[Stored data entries]

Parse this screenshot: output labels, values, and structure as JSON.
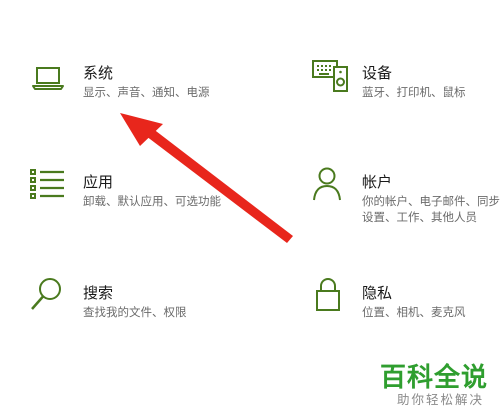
{
  "accent_color": "#4a7a1e",
  "arrow_color": "#e8261c",
  "tiles": {
    "system": {
      "icon": "laptop-icon",
      "title": "系统",
      "desc": "显示、声音、通知、电源"
    },
    "devices": {
      "icon": "keyboard-speaker-icon",
      "title": "设备",
      "desc": "蓝牙、打印机、鼠标"
    },
    "apps": {
      "icon": "apps-list-icon",
      "title": "应用",
      "desc": "卸载、默认应用、可选功能"
    },
    "accounts": {
      "icon": "person-icon",
      "title": "帐户",
      "desc": "你的帐户、电子邮件、同步设置、工作、其他人员"
    },
    "search": {
      "icon": "magnifier-icon",
      "title": "搜索",
      "desc": "查找我的文件、权限"
    },
    "privacy": {
      "icon": "lock-icon",
      "title": "隐私",
      "desc": "位置、相机、麦克风"
    }
  },
  "watermark": {
    "title": "百科全说",
    "subtitle": "助你轻松解决"
  }
}
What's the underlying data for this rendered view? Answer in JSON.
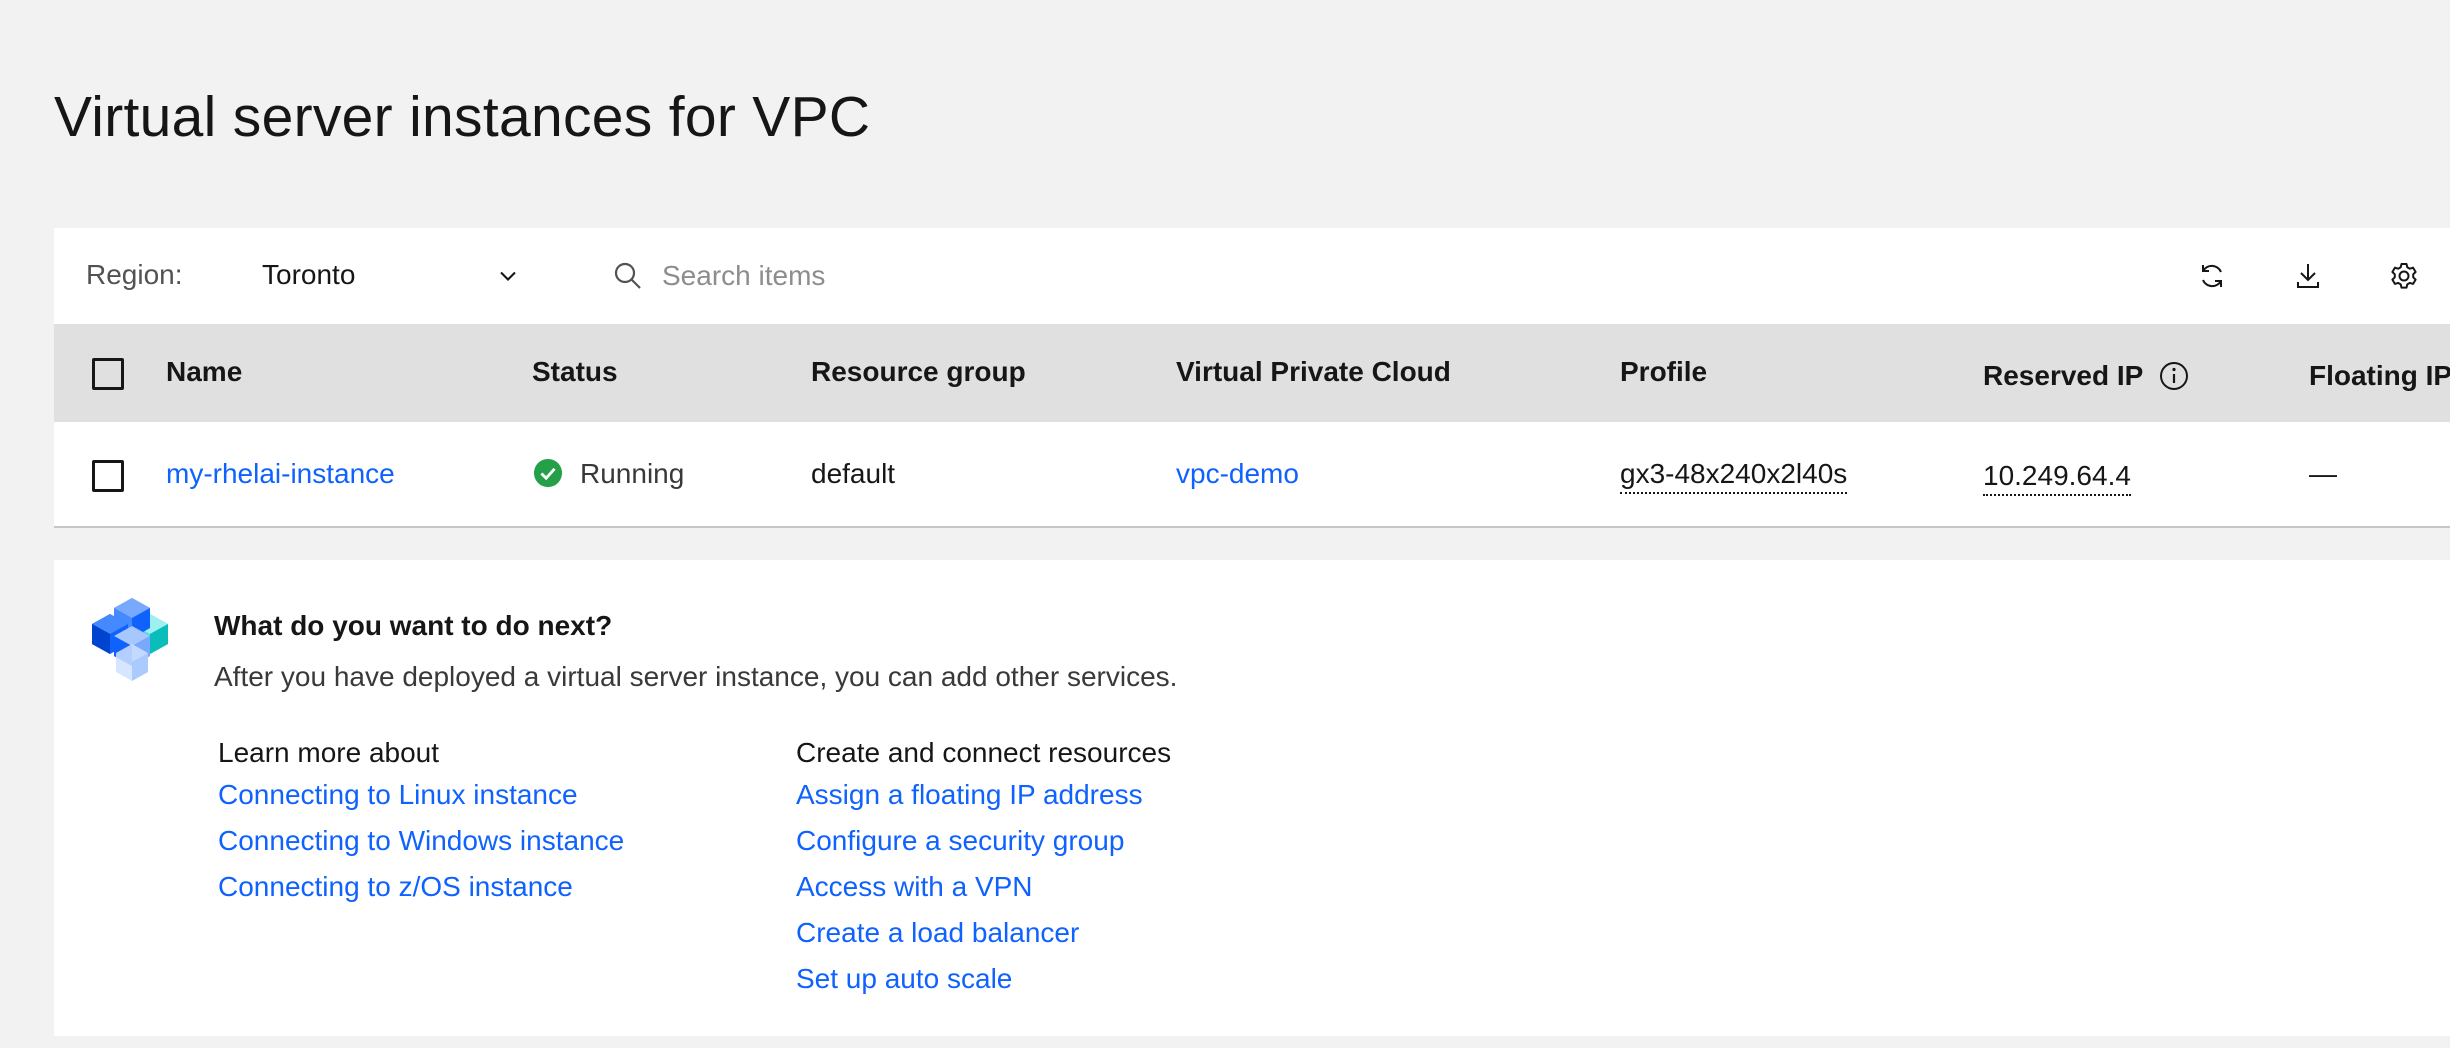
{
  "page": {
    "title": "Virtual server instances for VPC"
  },
  "toolbar": {
    "region_label": "Region:",
    "region_value": "Toronto",
    "search_placeholder": "Search items",
    "icons": [
      "refresh-icon",
      "download-icon",
      "settings-icon"
    ]
  },
  "table": {
    "columns": [
      "Name",
      "Status",
      "Resource group",
      "Virtual Private Cloud",
      "Profile",
      "Reserved IP",
      "Floating IP"
    ],
    "rows": [
      {
        "name": "my-rhelai-instance",
        "status": "Running",
        "resource_group": "default",
        "vpc": "vpc-demo",
        "profile": "gx3-48x240x2l40s",
        "reserved_ip": "10.249.64.4",
        "floating_ip": "—"
      }
    ]
  },
  "next_steps": {
    "title": "What do you want to do next?",
    "description": "After you have deployed a virtual server instance, you can add other services.",
    "learn_more": {
      "heading": "Learn more about",
      "links": [
        "Connecting to Linux instance",
        "Connecting to Windows instance",
        "Connecting to z/OS instance"
      ]
    },
    "create_connect": {
      "heading": "Create and connect resources",
      "links": [
        "Assign a floating IP address",
        "Configure a security group",
        "Access with a VPN",
        "Create a load balancer",
        "Set up auto scale"
      ]
    }
  },
  "colors": {
    "page_bg": "#f2f2f2",
    "header_bg": "#e0e0e0",
    "link": "#0f62fe",
    "status_ok": "#24a148",
    "text": "#161616"
  }
}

■ Work to do
Copy the records word for word, leaving no picture in the copy.

■ Solution to this exercise
Parse this screenshot: output labels, values, and structure as JSON.
{
  "accent_color": "#4a7a1e",
  "arrow_color": "#e8261c",
  "tiles": {
    "system": {
      "icon": "laptop-icon",
      "title": "系统",
      "desc": "显示、声音、通知、电源"
    },
    "devices": {
      "icon": "keyboard-speaker-icon",
      "title": "设备",
      "desc": "蓝牙、打印机、鼠标"
    },
    "apps": {
      "icon": "apps-list-icon",
      "title": "应用",
      "desc": "卸载、默认应用、可选功能"
    },
    "accounts": {
      "icon": "person-icon",
      "title": "帐户",
      "desc": "你的帐户、电子邮件、同步设置、工作、其他人员"
    },
    "search": {
      "icon": "magnifier-icon",
      "title": "搜索",
      "desc": "查找我的文件、权限"
    },
    "privacy": {
      "icon": "lock-icon",
      "title": "隐私",
      "desc": "位置、相机、麦克风"
    }
  },
  "watermark": {
    "title": "百科全说",
    "subtitle": "助你轻松解决"
  }
}
What's the underlying data for this rendered view? Answer in JSON.
{
  "page": {
    "title": "Virtual server instances for VPC"
  },
  "toolbar": {
    "region_label": "Region:",
    "region_value": "Toronto",
    "search_placeholder": "Search items",
    "icons": [
      "refresh-icon",
      "download-icon",
      "settings-icon"
    ]
  },
  "table": {
    "columns": [
      "Name",
      "Status",
      "Resource group",
      "Virtual Private Cloud",
      "Profile",
      "Reserved IP",
      "Floating IP"
    ],
    "rows": [
      {
        "name": "my-rhelai-instance",
        "status": "Running",
        "resource_group": "default",
        "vpc": "vpc-demo",
        "profile": "gx3-48x240x2l40s",
        "reserved_ip": "10.249.64.4",
        "floating_ip": "—"
      }
    ]
  },
  "next_steps": {
    "title": "What do you want to do next?",
    "description": "After you have deployed a virtual server instance, you can add other services.",
    "learn_more": {
      "heading": "Learn more about",
      "links": [
        "Connecting to Linux instance",
        "Connecting to Windows instance",
        "Connecting to z/OS instance"
      ]
    },
    "create_connect": {
      "heading": "Create and connect resources",
      "links": [
        "Assign a floating IP address",
        "Configure a security group",
        "Access with a VPN",
        "Create a load balancer",
        "Set up auto scale"
      ]
    }
  },
  "colors": {
    "page_bg": "#f2f2f2",
    "header_bg": "#e0e0e0",
    "link": "#0f62fe",
    "status_ok": "#24a148",
    "text": "#161616"
  }
}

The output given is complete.